For this task, extract exactly the lines of the data below, from the line containing "What does this" through the last one, with pictures left out.
══════
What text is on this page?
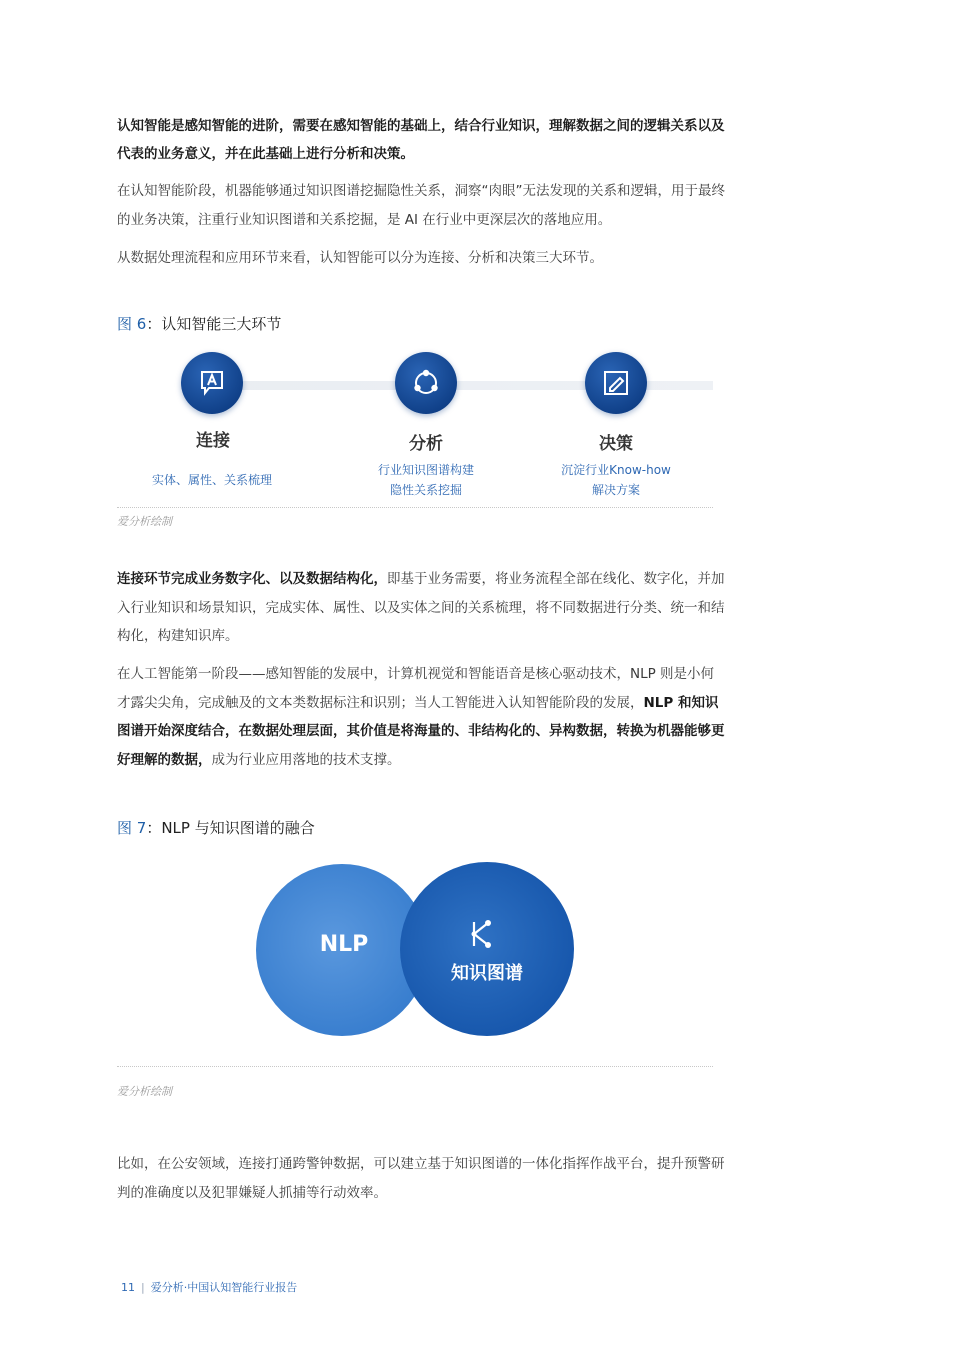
认知智能是感知智能的进阶，需要在感知智能的基础上，结合行业知识，理解数据之间的逻辑关系以及代表的业务意义，并在此基础上进行分析和决策。

在认知智能阶段，机器能够通过知识图谱挖掘隐性关系，洞察“肉眼”无法发现的关系和逻辑，用于最终的业务决策，注重行业知识图谱和关系挖掘，是 AI 在行业中更深层次的落地应用。

从数据处理流程和应用环节来看，认知智能可以分为连接、分析和决策三大环节。

图 6：认知智能三大环节
连接	分析	决策
实体、属性、关系梳理
行业知识图谱构建
隐性关系挖掘
沉淀行业Know-how
解决方案
爱分析绘制

连接环节完成业务数字化、以及数据结构化，即基于业务需要，将业务流程全部在线化、数字化，并加入行业知识和场景知识，完成实体、属性、以及实体之间的关系梳理，将不同数据进行分类、统一和结构化，构建知识库。

在人工智能第一阶段——感知智能的发展中，计算机视觉和智能语音是核心驱动技术，NLP 则是小何才露尖尖角，完成触及的文本类数据标注和识别；当人工智能进入认知智能阶段的发展，NLP 和知识图谱开始深度结合，在数据处理层面，其价值是将海量的、非结构化的、异构数据，转换为机器能够更好理解的数据，成为行业应用落地的技术支撑。

图 7：NLP 与知识图谱的融合
NLP
知识图谱
爱分析绘制

比如，在公安领域，连接打通跨警钟数据，可以建立基于知识图谱的一体化指挥作战平台，提升预警研判的准确度以及犯罪嫌疑人抓捕等行动效率。

11 | 爱分析·中国认知智能行业报告
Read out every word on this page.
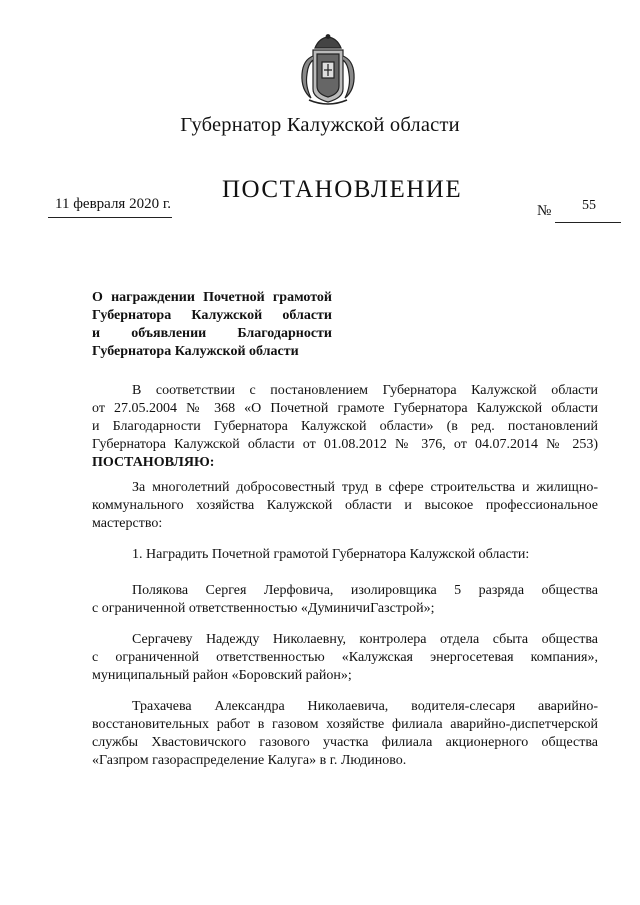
Губернатор Калужской области
ПОСТАНОВЛЕНИЕ
11 февраля 2020 г.	№ 55
О награждении Почетной грамотой
Губернатора Калужской области
и объявлении Благодарности
Губернатора Калужской области
В соответствии с постановлением Губернатора Калужской области
от 27.05.2004 № 368 «О Почетной грамоте Губернатора Калужской области
и Благодарности Губернатора Калужской области» (в ред. постановлений
Губернатора Калужской области от 01.08.2012 № 376, от 04.07.2014 № 253)
ПОСТАНОВЛЯЮ:
За многолетний добросовестный труд в сфере строительства и жилищно-
коммунального хозяйства Калужской области и высокое профессиональное
мастерство:
1. Наградить Почетной грамотой Губернатора Калужской области:
Полякова Сергея Лерфовича, изолировщика 5 разряда общества
с ограниченной ответственностью «ДуминичиГазстрой»;
Сергачеву Надежду Николаевну, контролера отдела сбыта общества
с ограниченной ответственностью «Калужская энергосетевая компания»,
муниципальный район «Боровский район»;
Трахачева Александра Николаевича, водителя-слесаря аварийно-
восстановительных работ в газовом хозяйстве филиала аварийно-диспетчерской
службы Хвастовичского газового участка филиала акционерного общества
«Газпром газораспределение Калуга» в г. Людиново.
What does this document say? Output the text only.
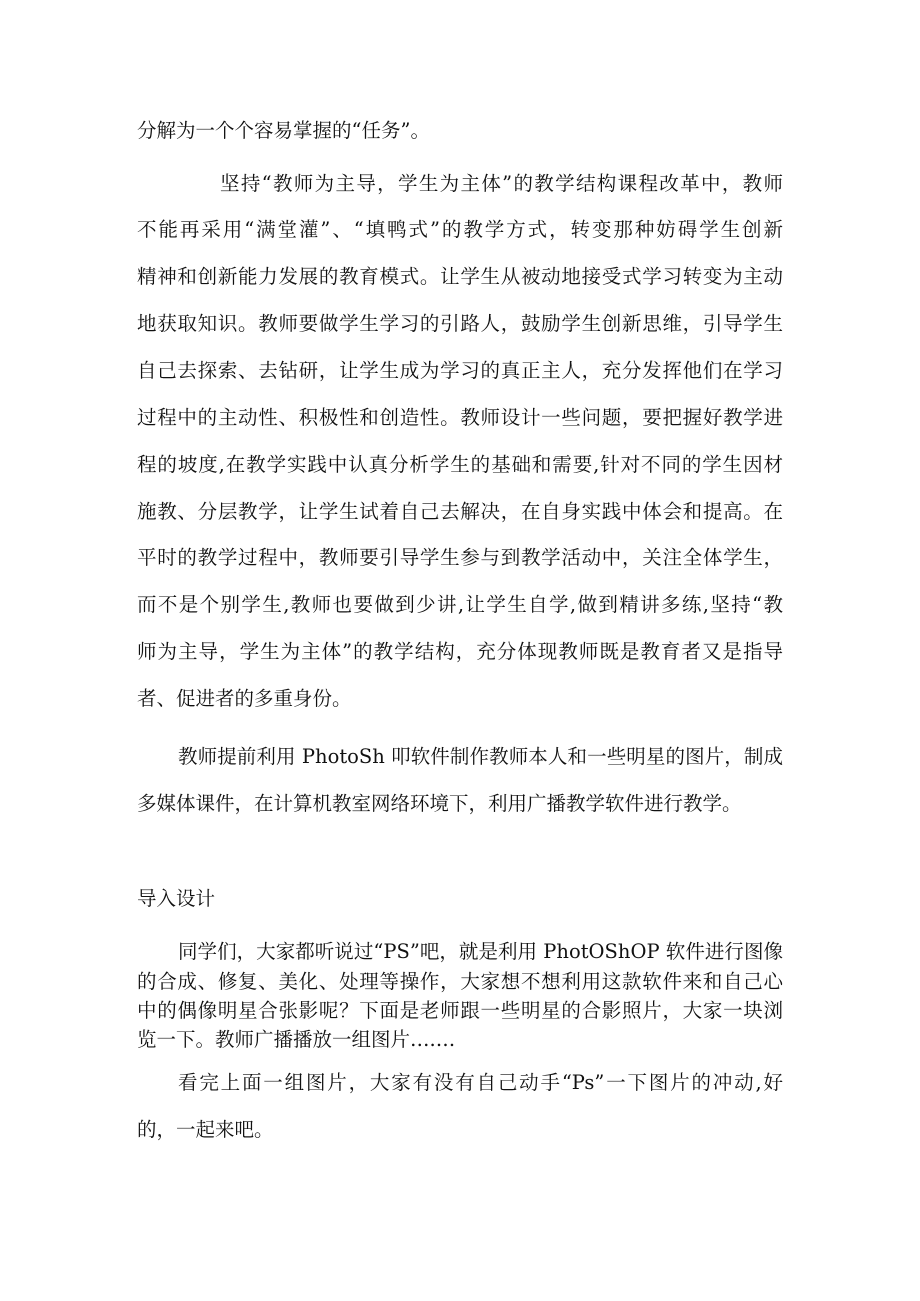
分解为一个个容易掌握的“任务”。
坚持“教师为主导，学生为主体”的教学结构课程改革中，教师
不能再采用“满堂灌”、“填鸭式”的教学方式，转变那种妨碍学生创新
精神和创新能力发展的教育模式。让学生从被动地接受式学习转变为主动
地获取知识。教师要做学生学习的引路人，鼓励学生创新思维，引导学生
自己去探索、去钻研，让学生成为学习的真正主人，充分发挥他们在学习
过程中的主动性、积极性和创造性。教师设计一些问题，要把握好教学进
程的坡度,在教学实践中认真分析学生的基础和需要,针对不同的学生因材
施教、分层教学，让学生试着自己去解决，在自身实践中体会和提高。在
平时的教学过程中，教师要引导学生参与到教学活动中，关注全体学生，
而不是个别学生,教师也要做到少讲,让学生自学,做到精讲多练,坚持“教
师为主导，学生为主体”的教学结构，充分体现教师既是教育者又是指导
者、促进者的多重身份。
教师提前利用 PhotoSh 叩软件制作教师本人和一些明星的图片，制成
多媒体课件，在计算机教室网络环境下，利用广播教学软件进行教学。
导入设计
同学们，大家都听说过“PS”吧，就是利用 PhotOShOP 软件进行图像
的合成、修复、美化、处理等操作，大家想不想利用这款软件来和自己心
中的偶像明星合张影呢？下面是老师跟一些明星的合影照片，大家一块浏
览一下。教师广播播放一组图片….…
看完上面一组图片，大家有没有自己动手“Ps”一下图片的冲动,好
的，一起来吧。
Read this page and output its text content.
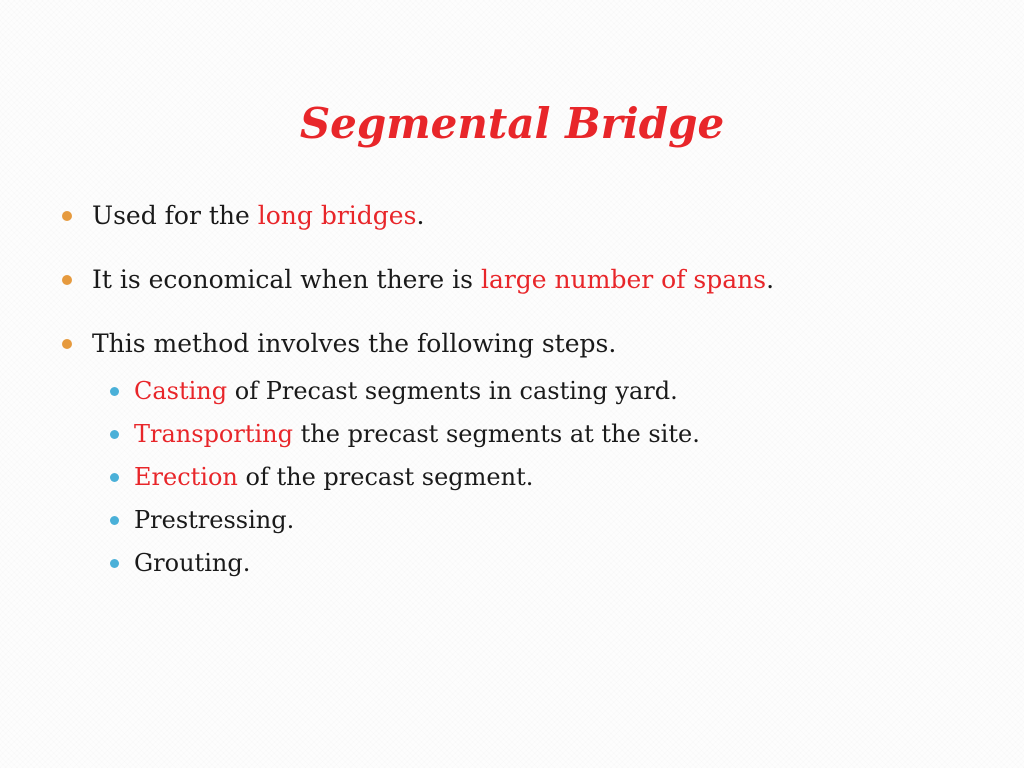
Segmental Bridge
Used for the long bridges.
It is economical when there is large number of spans.
This method involves the following steps.
Casting of Precast segments in casting yard.
Transporting the precast segments at the site.
Erection of the precast segment.
Prestressing.
Grouting.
══════
→ OUTPUT OF THE TASK
What does this document say? Output the text only.
分解为一个个容易掌握的“任务”。
坚持“教师为主导，学生为主体”的教学结构课程改革中，教师
不能再采用“满堂灌”、“填鸭式”的教学方式，转变那种妨碍学生创新
精神和创新能力发展的教育模式。让学生从被动地接受式学习转变为主动
地获取知识。教师要做学生学习的引路人，鼓励学生创新思维，引导学生
自己去探索、去钻研，让学生成为学习的真正主人，充分发挥他们在学习
过程中的主动性、积极性和创造性。教师设计一些问题，要把握好教学进
程的坡度,在教学实践中认真分析学生的基础和需要,针对不同的学生因材
施教、分层教学，让学生试着自己去解决，在自身实践中体会和提高。在
平时的教学过程中，教师要引导学生参与到教学活动中，关注全体学生，
而不是个别学生,教师也要做到少讲,让学生自学,做到精讲多练,坚持“教
师为主导，学生为主体”的教学结构，充分体现教师既是教育者又是指导
者、促进者的多重身份。
教师提前利用 PhotoSh 叩软件制作教师本人和一些明星的图片，制成
多媒体课件，在计算机教室网络环境下，利用广播教学软件进行教学。
导入设计
同学们，大家都听说过“PS”吧，就是利用 PhotOShOP 软件进行图像
的合成、修复、美化、处理等操作，大家想不想利用这款软件来和自己心
中的偶像明星合张影呢？下面是老师跟一些明星的合影照片，大家一块浏
览一下。教师广播播放一组图片….…
看完上面一组图片，大家有没有自己动手“Ps”一下图片的冲动,好
的，一起来吧。
Read this page and output its text content.
Segmental Bridge
Used for the long bridges.
It is economical when there is large number of spans.
This method involves the following steps.
Casting of Precast segments in casting yard.
Transporting the precast segments at the site.
Erection of the precast segment.
Prestressing.
Grouting.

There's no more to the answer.